Records from a data collection:
-*-*-

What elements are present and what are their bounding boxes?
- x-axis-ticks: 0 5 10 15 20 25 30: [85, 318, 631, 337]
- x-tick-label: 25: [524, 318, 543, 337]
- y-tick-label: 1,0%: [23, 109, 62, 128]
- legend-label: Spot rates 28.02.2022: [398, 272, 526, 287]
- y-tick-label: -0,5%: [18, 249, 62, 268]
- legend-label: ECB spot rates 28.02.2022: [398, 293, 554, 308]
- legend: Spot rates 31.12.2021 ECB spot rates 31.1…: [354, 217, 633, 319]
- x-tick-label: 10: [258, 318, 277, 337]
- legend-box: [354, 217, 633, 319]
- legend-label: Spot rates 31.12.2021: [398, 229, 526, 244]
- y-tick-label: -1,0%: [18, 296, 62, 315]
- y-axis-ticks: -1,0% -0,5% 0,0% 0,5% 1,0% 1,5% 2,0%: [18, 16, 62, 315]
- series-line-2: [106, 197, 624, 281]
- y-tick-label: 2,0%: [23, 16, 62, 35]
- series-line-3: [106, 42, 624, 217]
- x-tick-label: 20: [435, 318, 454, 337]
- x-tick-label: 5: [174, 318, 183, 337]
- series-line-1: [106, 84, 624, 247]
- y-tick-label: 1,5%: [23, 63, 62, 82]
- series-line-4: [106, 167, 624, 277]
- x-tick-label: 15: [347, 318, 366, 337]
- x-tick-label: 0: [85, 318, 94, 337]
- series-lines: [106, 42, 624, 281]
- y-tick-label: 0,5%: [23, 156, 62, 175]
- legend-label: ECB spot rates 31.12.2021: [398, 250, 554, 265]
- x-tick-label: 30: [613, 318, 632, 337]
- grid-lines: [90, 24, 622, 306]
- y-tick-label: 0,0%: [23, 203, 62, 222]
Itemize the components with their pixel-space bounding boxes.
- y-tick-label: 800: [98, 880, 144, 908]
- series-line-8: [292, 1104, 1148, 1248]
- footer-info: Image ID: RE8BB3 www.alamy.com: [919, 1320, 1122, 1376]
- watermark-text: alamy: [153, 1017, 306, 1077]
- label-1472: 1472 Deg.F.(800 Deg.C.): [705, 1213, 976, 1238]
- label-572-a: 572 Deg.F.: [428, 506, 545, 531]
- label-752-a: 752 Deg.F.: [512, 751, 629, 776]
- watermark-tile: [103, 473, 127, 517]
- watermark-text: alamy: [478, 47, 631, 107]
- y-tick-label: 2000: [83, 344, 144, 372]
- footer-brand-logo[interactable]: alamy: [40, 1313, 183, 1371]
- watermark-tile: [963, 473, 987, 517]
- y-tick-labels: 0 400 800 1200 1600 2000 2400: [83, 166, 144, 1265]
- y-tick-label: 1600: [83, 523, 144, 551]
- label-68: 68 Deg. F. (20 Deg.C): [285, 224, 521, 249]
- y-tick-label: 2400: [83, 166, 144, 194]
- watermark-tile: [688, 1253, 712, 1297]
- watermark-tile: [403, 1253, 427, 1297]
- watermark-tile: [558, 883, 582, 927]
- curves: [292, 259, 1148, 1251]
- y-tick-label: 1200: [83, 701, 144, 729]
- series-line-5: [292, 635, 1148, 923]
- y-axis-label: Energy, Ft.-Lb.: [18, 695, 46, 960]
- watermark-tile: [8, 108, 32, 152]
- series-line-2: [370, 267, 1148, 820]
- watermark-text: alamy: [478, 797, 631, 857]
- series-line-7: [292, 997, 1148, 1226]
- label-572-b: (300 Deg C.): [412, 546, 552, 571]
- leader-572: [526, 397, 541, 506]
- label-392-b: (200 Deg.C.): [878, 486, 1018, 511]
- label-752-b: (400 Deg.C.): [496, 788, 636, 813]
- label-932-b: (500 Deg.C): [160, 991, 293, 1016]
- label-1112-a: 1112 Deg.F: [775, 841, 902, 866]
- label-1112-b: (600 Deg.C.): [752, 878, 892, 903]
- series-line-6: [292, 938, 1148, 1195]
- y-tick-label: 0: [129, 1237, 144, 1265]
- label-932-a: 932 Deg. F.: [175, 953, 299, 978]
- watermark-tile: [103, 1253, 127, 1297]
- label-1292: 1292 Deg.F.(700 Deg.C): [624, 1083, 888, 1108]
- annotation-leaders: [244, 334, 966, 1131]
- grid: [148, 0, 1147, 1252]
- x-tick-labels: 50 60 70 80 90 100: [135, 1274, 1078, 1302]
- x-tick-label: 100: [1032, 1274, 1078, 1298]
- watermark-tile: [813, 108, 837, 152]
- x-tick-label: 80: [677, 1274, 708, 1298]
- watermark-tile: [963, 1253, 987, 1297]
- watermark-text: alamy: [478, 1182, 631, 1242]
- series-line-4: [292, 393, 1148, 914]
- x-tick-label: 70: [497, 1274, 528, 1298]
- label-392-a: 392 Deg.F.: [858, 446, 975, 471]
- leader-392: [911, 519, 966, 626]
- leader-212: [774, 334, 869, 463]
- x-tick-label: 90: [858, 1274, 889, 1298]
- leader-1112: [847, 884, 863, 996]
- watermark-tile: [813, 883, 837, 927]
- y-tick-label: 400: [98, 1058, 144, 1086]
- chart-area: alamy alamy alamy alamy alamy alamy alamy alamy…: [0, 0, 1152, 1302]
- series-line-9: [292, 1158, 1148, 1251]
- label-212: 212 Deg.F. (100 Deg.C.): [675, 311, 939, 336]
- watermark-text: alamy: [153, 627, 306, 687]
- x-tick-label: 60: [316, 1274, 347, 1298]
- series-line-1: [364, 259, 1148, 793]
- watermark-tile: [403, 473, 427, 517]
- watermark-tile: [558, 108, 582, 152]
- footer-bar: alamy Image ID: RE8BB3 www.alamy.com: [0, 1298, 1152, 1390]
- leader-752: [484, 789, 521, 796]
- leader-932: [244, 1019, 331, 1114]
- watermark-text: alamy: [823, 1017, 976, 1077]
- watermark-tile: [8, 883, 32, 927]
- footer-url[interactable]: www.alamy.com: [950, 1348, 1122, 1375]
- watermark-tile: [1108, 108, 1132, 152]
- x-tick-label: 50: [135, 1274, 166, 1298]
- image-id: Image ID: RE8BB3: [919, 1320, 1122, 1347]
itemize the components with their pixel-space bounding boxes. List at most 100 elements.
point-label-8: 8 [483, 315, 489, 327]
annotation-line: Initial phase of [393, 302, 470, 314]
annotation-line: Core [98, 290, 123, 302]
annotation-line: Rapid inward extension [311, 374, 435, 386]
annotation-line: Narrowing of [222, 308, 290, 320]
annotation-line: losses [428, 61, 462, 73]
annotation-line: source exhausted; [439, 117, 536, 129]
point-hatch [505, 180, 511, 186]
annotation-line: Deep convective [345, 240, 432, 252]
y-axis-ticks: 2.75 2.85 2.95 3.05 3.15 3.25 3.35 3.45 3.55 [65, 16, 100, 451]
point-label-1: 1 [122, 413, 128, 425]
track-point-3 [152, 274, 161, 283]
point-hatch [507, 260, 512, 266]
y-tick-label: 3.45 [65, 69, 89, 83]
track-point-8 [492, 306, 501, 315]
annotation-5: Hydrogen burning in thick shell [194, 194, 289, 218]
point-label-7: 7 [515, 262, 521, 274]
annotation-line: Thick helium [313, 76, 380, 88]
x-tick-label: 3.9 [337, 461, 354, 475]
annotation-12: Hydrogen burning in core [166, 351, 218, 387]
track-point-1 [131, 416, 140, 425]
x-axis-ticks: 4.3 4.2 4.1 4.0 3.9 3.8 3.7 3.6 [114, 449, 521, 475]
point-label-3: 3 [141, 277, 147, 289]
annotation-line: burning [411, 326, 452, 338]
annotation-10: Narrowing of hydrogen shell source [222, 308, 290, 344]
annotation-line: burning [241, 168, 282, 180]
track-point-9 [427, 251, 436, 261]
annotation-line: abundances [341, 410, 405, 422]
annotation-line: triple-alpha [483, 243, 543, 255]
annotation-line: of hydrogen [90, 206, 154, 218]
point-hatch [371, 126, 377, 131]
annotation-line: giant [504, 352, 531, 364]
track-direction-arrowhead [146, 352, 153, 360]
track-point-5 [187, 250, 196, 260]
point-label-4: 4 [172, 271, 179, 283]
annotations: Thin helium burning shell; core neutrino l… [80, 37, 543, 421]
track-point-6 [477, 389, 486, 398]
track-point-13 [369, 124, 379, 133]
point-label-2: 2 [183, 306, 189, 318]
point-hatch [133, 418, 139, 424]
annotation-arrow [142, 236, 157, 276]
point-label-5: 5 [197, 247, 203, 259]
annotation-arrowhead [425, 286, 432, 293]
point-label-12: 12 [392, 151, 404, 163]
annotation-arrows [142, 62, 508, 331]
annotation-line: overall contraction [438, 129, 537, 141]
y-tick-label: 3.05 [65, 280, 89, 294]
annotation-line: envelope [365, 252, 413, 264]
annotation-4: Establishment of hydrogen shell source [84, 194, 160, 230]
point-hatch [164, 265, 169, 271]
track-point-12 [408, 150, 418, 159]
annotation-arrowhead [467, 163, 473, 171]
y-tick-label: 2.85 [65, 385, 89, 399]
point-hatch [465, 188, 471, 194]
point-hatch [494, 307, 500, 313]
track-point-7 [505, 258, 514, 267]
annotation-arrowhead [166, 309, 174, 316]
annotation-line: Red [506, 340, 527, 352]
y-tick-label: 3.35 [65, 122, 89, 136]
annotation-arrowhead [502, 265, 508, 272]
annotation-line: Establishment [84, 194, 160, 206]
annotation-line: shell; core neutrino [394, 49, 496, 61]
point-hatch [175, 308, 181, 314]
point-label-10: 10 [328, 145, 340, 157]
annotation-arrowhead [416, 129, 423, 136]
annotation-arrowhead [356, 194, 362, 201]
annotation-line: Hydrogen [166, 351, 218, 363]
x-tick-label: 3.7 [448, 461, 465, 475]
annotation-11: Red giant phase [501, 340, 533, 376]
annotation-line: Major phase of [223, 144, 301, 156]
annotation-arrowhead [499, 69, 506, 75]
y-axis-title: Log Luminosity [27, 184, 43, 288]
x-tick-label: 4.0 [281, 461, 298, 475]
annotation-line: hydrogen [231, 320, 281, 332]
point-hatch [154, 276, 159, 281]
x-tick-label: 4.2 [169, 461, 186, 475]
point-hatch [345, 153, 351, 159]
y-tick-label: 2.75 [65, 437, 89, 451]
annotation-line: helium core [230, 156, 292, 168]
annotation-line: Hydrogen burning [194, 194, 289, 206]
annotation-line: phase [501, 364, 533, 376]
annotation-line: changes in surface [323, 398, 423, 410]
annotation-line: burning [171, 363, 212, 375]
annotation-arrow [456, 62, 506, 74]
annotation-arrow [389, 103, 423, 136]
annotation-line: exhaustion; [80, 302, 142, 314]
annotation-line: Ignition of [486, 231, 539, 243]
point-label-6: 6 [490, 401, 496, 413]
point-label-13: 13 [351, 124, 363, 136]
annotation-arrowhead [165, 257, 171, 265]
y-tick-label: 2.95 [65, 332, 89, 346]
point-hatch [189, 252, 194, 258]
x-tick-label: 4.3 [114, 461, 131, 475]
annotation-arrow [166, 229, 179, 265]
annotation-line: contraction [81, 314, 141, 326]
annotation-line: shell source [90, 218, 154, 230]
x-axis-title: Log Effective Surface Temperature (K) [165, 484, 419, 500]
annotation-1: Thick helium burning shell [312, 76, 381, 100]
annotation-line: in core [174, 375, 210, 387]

-*-*-

= EXERCISE GOAL =
Copy out word for word the part of the data that runs from the very beginning through the line containing "- footer-brand-logo[interactable]: alamy: [40, 1313, 183, 1371]", including both ends.

= FULL OUTPUT =
What elements are present and what are their bounding boxes?
- x-axis-ticks: 0 5 10 15 20 25 30: [85, 318, 631, 337]
- x-tick-label: 25: [524, 318, 543, 337]
- y-tick-label: 1,0%: [23, 109, 62, 128]
- legend-label: Spot rates 28.02.2022: [398, 272, 526, 287]
- y-tick-label: -0,5%: [18, 249, 62, 268]
- legend-label: ECB spot rates 28.02.2022: [398, 293, 554, 308]
- legend: Spot rates 31.12.2021 ECB spot rates 31.1…: [354, 217, 633, 319]
- x-tick-label: 10: [258, 318, 277, 337]
- legend-box: [354, 217, 633, 319]
- legend-label: Spot rates 31.12.2021: [398, 229, 526, 244]
- y-tick-label: -1,0%: [18, 296, 62, 315]
- y-axis-ticks: -1,0% -0,5% 0,0% 0,5% 1,0% 1,5% 2,0%: [18, 16, 62, 315]
- series-line-2: [106, 197, 624, 281]
- y-tick-label: 2,0%: [23, 16, 62, 35]
- series-line-3: [106, 42, 624, 217]
- x-tick-label: 20: [435, 318, 454, 337]
- x-tick-label: 5: [174, 318, 183, 337]
- series-line-1: [106, 84, 624, 247]
- y-tick-label: 1,5%: [23, 63, 62, 82]
- series-line-4: [106, 167, 624, 277]
- x-tick-label: 15: [347, 318, 366, 337]
- x-tick-label: 0: [85, 318, 94, 337]
- series-lines: [106, 42, 624, 281]
- y-tick-label: 0,5%: [23, 156, 62, 175]
- legend-label: ECB spot rates 31.12.2021: [398, 250, 554, 265]
- x-tick-label: 30: [613, 318, 632, 337]
- grid-lines: [90, 24, 622, 306]
- y-tick-label: 0,0%: [23, 203, 62, 222]
Itemize the components with their pixel-space bounding boxes.
- y-tick-label: 800: [98, 880, 144, 908]
- series-line-8: [292, 1104, 1148, 1248]
- footer-info: Image ID: RE8BB3 www.alamy.com: [919, 1320, 1122, 1376]
- watermark-text: alamy: [153, 1017, 306, 1077]
- label-1472: 1472 Deg.F.(800 Deg.C.): [705, 1213, 976, 1238]
- label-572-a: 572 Deg.F.: [428, 506, 545, 531]
- label-752-a: 752 Deg.F.: [512, 751, 629, 776]
- watermark-tile: [103, 473, 127, 517]
- watermark-text: alamy: [478, 47, 631, 107]
- y-tick-label: 2000: [83, 344, 144, 372]
- footer-brand-logo[interactable]: alamy: [40, 1313, 183, 1371]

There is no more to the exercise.